[WHAT NEEDS TO BE DONE]
Find the lines holding the word "betongstomme" and collect them.
--
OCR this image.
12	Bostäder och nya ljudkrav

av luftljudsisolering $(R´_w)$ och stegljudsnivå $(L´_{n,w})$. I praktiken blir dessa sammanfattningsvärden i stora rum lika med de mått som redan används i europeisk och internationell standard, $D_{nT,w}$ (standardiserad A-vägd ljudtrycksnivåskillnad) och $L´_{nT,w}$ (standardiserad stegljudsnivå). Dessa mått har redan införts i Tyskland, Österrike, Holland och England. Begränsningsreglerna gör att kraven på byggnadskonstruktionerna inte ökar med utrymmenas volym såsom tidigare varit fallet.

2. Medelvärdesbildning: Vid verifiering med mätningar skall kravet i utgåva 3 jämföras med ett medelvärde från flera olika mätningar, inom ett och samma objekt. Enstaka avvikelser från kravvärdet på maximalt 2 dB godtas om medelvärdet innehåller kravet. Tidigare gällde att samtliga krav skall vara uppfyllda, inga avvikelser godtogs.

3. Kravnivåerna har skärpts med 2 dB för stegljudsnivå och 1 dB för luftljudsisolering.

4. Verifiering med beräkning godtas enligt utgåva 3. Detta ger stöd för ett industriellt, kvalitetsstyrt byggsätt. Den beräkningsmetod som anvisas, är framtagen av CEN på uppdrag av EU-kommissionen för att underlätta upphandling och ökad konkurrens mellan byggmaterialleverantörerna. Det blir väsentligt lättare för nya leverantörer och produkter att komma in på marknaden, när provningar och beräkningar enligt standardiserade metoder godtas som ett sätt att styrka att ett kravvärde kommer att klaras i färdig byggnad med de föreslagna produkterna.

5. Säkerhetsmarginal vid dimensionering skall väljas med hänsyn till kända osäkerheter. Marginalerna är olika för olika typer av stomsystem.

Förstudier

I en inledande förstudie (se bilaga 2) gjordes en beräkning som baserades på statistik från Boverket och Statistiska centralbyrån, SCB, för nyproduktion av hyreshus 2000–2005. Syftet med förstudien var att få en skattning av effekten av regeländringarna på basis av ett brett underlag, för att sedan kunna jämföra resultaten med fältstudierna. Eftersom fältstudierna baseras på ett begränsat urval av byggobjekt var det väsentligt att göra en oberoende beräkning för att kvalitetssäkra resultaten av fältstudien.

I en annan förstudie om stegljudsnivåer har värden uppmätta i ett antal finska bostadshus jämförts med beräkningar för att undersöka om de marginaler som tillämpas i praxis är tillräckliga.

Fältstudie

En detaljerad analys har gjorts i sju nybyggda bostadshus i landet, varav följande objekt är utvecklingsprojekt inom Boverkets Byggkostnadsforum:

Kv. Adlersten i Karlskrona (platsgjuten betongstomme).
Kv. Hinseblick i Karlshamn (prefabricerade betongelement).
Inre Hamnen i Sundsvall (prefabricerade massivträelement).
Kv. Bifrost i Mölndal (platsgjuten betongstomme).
--
[SOLUTION FOR THIS EXERCISE]
Kv. Adlersten i Karlskrona (platsgjuten betongstomme).
Kv. Bifrost i Mölndal (platsgjuten betongstomme).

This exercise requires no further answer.